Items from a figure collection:
▬▬▬▬▬▬
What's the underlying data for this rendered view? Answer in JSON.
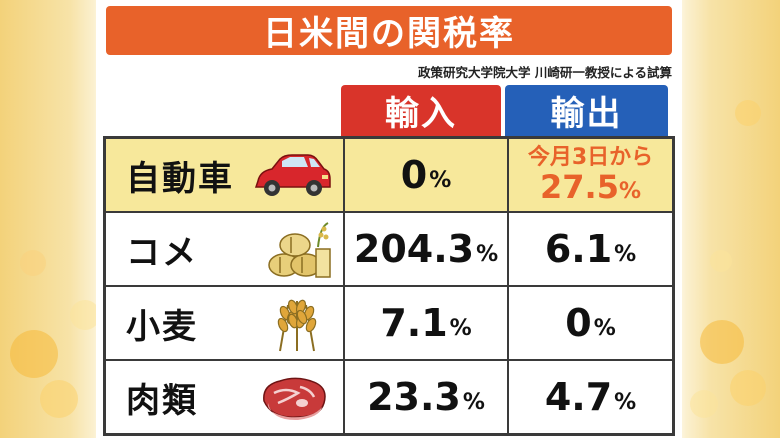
{
  "title": "日米間の関税率",
  "source": "政策研究大学院大学 川崎研一教授による試算",
  "headers": {
    "import": "輸入",
    "export": "輸出"
  },
  "percent_sign": "%",
  "rows": [
    {
      "label": "自動車",
      "icon": "car-icon",
      "import": "0",
      "export_note_small": "今月3日から",
      "export_note_big": "27.5"
    },
    {
      "label": "コメ",
      "icon": "rice-bales-icon",
      "import": "204.3",
      "export": "6.1"
    },
    {
      "label": "小麦",
      "icon": "wheat-icon",
      "import": "7.1",
      "export": "0"
    },
    {
      "label": "肉類",
      "icon": "meat-icon",
      "import": "23.3",
      "export": "4.7"
    }
  ],
  "colors": {
    "title_bg": "#e8622a",
    "import_bg": "#d9342a",
    "export_bg": "#2560b8",
    "car_row_bg": "#f7e89b",
    "highlight_text": "#e8622a"
  }
}
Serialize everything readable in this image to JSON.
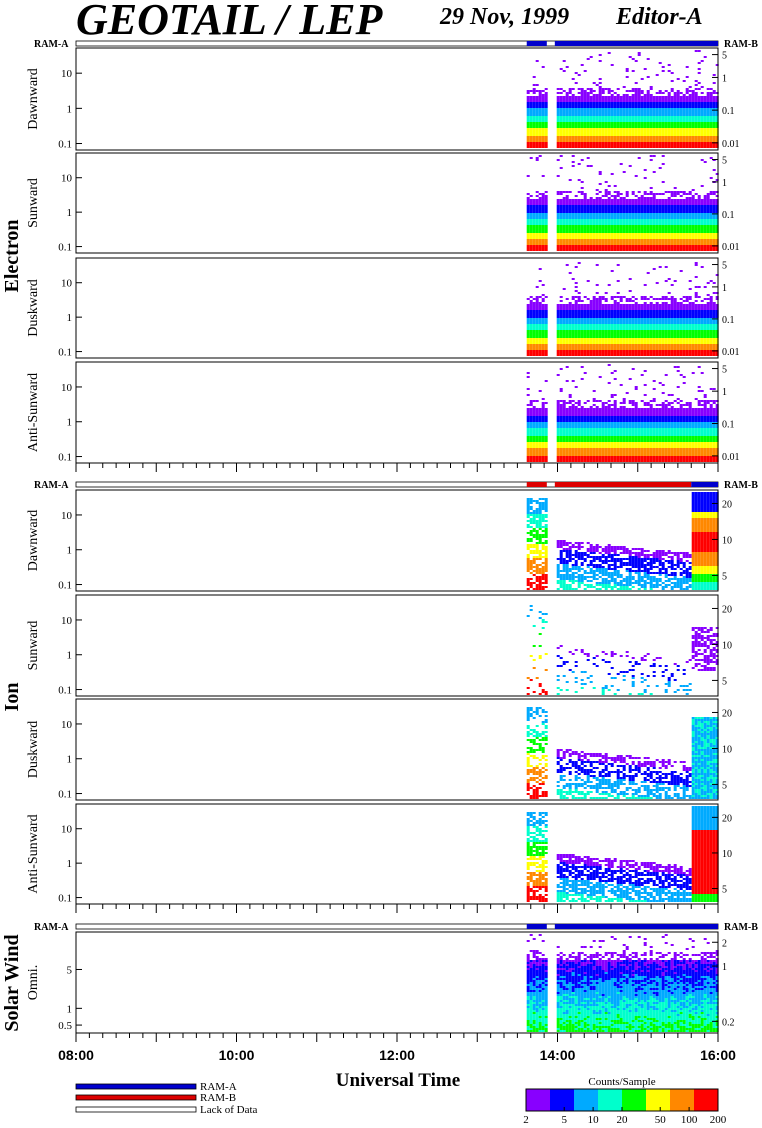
{
  "header": {
    "title": "GEOTAIL / LEP",
    "date": "29 Nov, 1999",
    "editor": "Editor-A"
  },
  "chart_data": {
    "type": "heatmap",
    "time_range": [
      "08:00",
      "16:00"
    ],
    "x_ticks": [
      "08:00",
      "10:00",
      "12:00",
      "14:00",
      "16:00"
    ],
    "xlabel": "Universal Time",
    "data_start": "13:37",
    "data_gap": [
      "13:52",
      "13:58"
    ],
    "groups": [
      {
        "name": "Electron",
        "ram_left": "RAM-A",
        "ram_right": "RAM-B",
        "ram_bar": [
          {
            "from": "08:00",
            "to": "13:37",
            "mode": "Lack of Data"
          },
          {
            "from": "13:37",
            "to": "13:52",
            "mode": "RAM-A"
          },
          {
            "from": "13:52",
            "to": "13:58",
            "mode": "Lack of Data"
          },
          {
            "from": "13:58",
            "to": "16:00",
            "mode": "RAM-A"
          }
        ],
        "panels": [
          {
            "label": "Dawnward",
            "left_ticks": [
              "0.1",
              "1",
              "10"
            ],
            "right_ticks": [
              "5",
              "1",
              "0.1",
              "0.01"
            ],
            "profile": "electron"
          },
          {
            "label": "Sunward",
            "left_ticks": [
              "0.1",
              "1",
              "10"
            ],
            "right_ticks": [
              "5",
              "1",
              "0.1",
              "0.01"
            ],
            "profile": "electron"
          },
          {
            "label": "Duskward",
            "left_ticks": [
              "0.1",
              "1",
              "10"
            ],
            "right_ticks": [
              "5",
              "1",
              "0.1",
              "0.01"
            ],
            "profile": "electron"
          },
          {
            "label": "Anti-Sunward",
            "left_ticks": [
              "0.1",
              "1",
              "10"
            ],
            "right_ticks": [
              "5",
              "1",
              "0.1",
              "0.01"
            ],
            "profile": "electron"
          }
        ]
      },
      {
        "name": "Ion",
        "ram_left": "RAM-A",
        "ram_right": "RAM-B",
        "ram_bar": [
          {
            "from": "08:00",
            "to": "13:37",
            "mode": "Lack of Data"
          },
          {
            "from": "13:37",
            "to": "13:52",
            "mode": "RAM-B"
          },
          {
            "from": "13:52",
            "to": "13:58",
            "mode": "Lack of Data"
          },
          {
            "from": "13:58",
            "to": "15:40",
            "mode": "RAM-B"
          },
          {
            "from": "15:40",
            "to": "16:00",
            "mode": "RAM-A"
          }
        ],
        "panels": [
          {
            "label": "Dawnward",
            "left_ticks": [
              "0.1",
              "1",
              "10"
            ],
            "right_ticks": [
              "20",
              "10",
              "5"
            ],
            "profile": "ion-strong"
          },
          {
            "label": "Sunward",
            "left_ticks": [
              "0.1",
              "1",
              "10"
            ],
            "right_ticks": [
              "20",
              "10",
              "5"
            ],
            "profile": "ion-sparse"
          },
          {
            "label": "Duskward",
            "left_ticks": [
              "0.1",
              "1",
              "10"
            ],
            "right_ticks": [
              "20",
              "10",
              "5"
            ],
            "profile": "ion-medium"
          },
          {
            "label": "Anti-Sunward",
            "left_ticks": [
              "0.1",
              "1",
              "10"
            ],
            "right_ticks": [
              "20",
              "10",
              "5"
            ],
            "profile": "ion-intense"
          }
        ]
      },
      {
        "name": "Solar Wind",
        "ram_left": "RAM-A",
        "ram_right": "RAM-B",
        "ram_bar": [
          {
            "from": "08:00",
            "to": "13:37",
            "mode": "Lack of Data"
          },
          {
            "from": "13:37",
            "to": "13:52",
            "mode": "RAM-A"
          },
          {
            "from": "13:52",
            "to": "13:58",
            "mode": "Lack of Data"
          },
          {
            "from": "13:58",
            "to": "16:00",
            "mode": "RAM-A"
          }
        ],
        "panels": [
          {
            "label": "Omni.",
            "left_ticks": [
              "0.5",
              "1",
              "5"
            ],
            "right_ticks": [
              "2",
              "1",
              "0.2"
            ],
            "profile": "solar"
          }
        ]
      }
    ],
    "legend": {
      "items": [
        {
          "label": "RAM-A",
          "color": "#0000cc"
        },
        {
          "label": "RAM-B",
          "color": "#dd0000"
        },
        {
          "label": "Lack of Data",
          "color": "#ffffff"
        }
      ]
    },
    "colorbar": {
      "title": "Counts/Sample",
      "ticks": [
        "2",
        "5",
        "10",
        "20",
        "50",
        "100",
        "200"
      ],
      "range": [
        2,
        200
      ],
      "scale": "log",
      "colors": [
        "#8800ff",
        "#0000ff",
        "#00aaff",
        "#00ffcc",
        "#00ff00",
        "#ffff00",
        "#ff8800",
        "#ff0000"
      ]
    }
  }
}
▬▬▬▬▬▬
Repeat the data in full and exactly. Omit pictures.

▶ _Answer to the exercise_
What's the underlying data for this rendered view? Answer in JSON.
{
  "title": "日米間の関税率",
  "source": "政策研究大学院大学 川崎研一教授による試算",
  "headers": {
    "import": "輸入",
    "export": "輸出"
  },
  "percent_sign": "%",
  "rows": [
    {
      "label": "自動車",
      "icon": "car-icon",
      "import": "0",
      "export_note_small": "今月3日から",
      "export_note_big": "27.5"
    },
    {
      "label": "コメ",
      "icon": "rice-bales-icon",
      "import": "204.3",
      "export": "6.1"
    },
    {
      "label": "小麦",
      "icon": "wheat-icon",
      "import": "7.1",
      "export": "0"
    },
    {
      "label": "肉類",
      "icon": "meat-icon",
      "import": "23.3",
      "export": "4.7"
    }
  ],
  "colors": {
    "title_bg": "#e8622a",
    "import_bg": "#d9342a",
    "export_bg": "#2560b8",
    "car_row_bg": "#f7e89b",
    "highlight_text": "#e8622a"
  }
}
Serialize everything readable in this image to JSON.
{
  "header": {
    "title": "GEOTAIL / LEP",
    "date": "29 Nov, 1999",
    "editor": "Editor-A"
  },
  "chart_data": {
    "type": "heatmap",
    "time_range": [
      "08:00",
      "16:00"
    ],
    "x_ticks": [
      "08:00",
      "10:00",
      "12:00",
      "14:00",
      "16:00"
    ],
    "xlabel": "Universal Time",
    "data_start": "13:37",
    "data_gap": [
      "13:52",
      "13:58"
    ],
    "groups": [
      {
        "name": "Electron",
        "ram_left": "RAM-A",
        "ram_right": "RAM-B",
        "ram_bar": [
          {
            "from": "08:00",
            "to": "13:37",
            "mode": "Lack of Data"
          },
          {
            "from": "13:37",
            "to": "13:52",
            "mode": "RAM-A"
          },
          {
            "from": "13:52",
            "to": "13:58",
            "mode": "Lack of Data"
          },
          {
            "from": "13:58",
            "to": "16:00",
            "mode": "RAM-A"
          }
        ],
        "panels": [
          {
            "label": "Dawnward",
            "left_ticks": [
              "0.1",
              "1",
              "10"
            ],
            "right_ticks": [
              "5",
              "1",
              "0.1",
              "0.01"
            ],
            "profile": "electron"
          },
          {
            "label": "Sunward",
            "left_ticks": [
              "0.1",
              "1",
              "10"
            ],
            "right_ticks": [
              "5",
              "1",
              "0.1",
              "0.01"
            ],
            "profile": "electron"
          },
          {
            "label": "Duskward",
            "left_ticks": [
              "0.1",
              "1",
              "10"
            ],
            "right_ticks": [
              "5",
              "1",
              "0.1",
              "0.01"
            ],
            "profile": "electron"
          },
          {
            "label": "Anti-Sunward",
            "left_ticks": [
              "0.1",
              "1",
              "10"
            ],
            "right_ticks": [
              "5",
              "1",
              "0.1",
              "0.01"
            ],
            "profile": "electron"
          }
        ]
      },
      {
        "name": "Ion",
        "ram_left": "RAM-A",
        "ram_right": "RAM-B",
        "ram_bar": [
          {
            "from": "08:00",
            "to": "13:37",
            "mode": "Lack of Data"
          },
          {
            "from": "13:37",
            "to": "13:52",
            "mode": "RAM-B"
          },
          {
            "from": "13:52",
            "to": "13:58",
            "mode": "Lack of Data"
          },
          {
            "from": "13:58",
            "to": "15:40",
            "mode": "RAM-B"
          },
          {
            "from": "15:40",
            "to": "16:00",
            "mode": "RAM-A"
          }
        ],
        "panels": [
          {
            "label": "Dawnward",
            "left_ticks": [
              "0.1",
              "1",
              "10"
            ],
            "right_ticks": [
              "20",
              "10",
              "5"
            ],
            "profile": "ion-strong"
          },
          {
            "label": "Sunward",
            "left_ticks": [
              "0.1",
              "1",
              "10"
            ],
            "right_ticks": [
              "20",
              "10",
              "5"
            ],
            "profile": "ion-sparse"
          },
          {
            "label": "Duskward",
            "left_ticks": [
              "0.1",
              "1",
              "10"
            ],
            "right_ticks": [
              "20",
              "10",
              "5"
            ],
            "profile": "ion-medium"
          },
          {
            "label": "Anti-Sunward",
            "left_ticks": [
              "0.1",
              "1",
              "10"
            ],
            "right_ticks": [
              "20",
              "10",
              "5"
            ],
            "profile": "ion-intense"
          }
        ]
      },
      {
        "name": "Solar Wind",
        "ram_left": "RAM-A",
        "ram_right": "RAM-B",
        "ram_bar": [
          {
            "from": "08:00",
            "to": "13:37",
            "mode": "Lack of Data"
          },
          {
            "from": "13:37",
            "to": "13:52",
            "mode": "RAM-A"
          },
          {
            "from": "13:52",
            "to": "13:58",
            "mode": "Lack of Data"
          },
          {
            "from": "13:58",
            "to": "16:00",
            "mode": "RAM-A"
          }
        ],
        "panels": [
          {
            "label": "Omni.",
            "left_ticks": [
              "0.5",
              "1",
              "5"
            ],
            "right_ticks": [
              "2",
              "1",
              "0.2"
            ],
            "profile": "solar"
          }
        ]
      }
    ],
    "legend": {
      "items": [
        {
          "label": "RAM-A",
          "color": "#0000cc"
        },
        {
          "label": "RAM-B",
          "color": "#dd0000"
        },
        {
          "label": "Lack of Data",
          "color": "#ffffff"
        }
      ]
    },
    "colorbar": {
      "title": "Counts/Sample",
      "ticks": [
        "2",
        "5",
        "10",
        "20",
        "50",
        "100",
        "200"
      ],
      "range": [
        2,
        200
      ],
      "scale": "log",
      "colors": [
        "#8800ff",
        "#0000ff",
        "#00aaff",
        "#00ffcc",
        "#00ff00",
        "#ffff00",
        "#ff8800",
        "#ff0000"
      ]
    }
  }
}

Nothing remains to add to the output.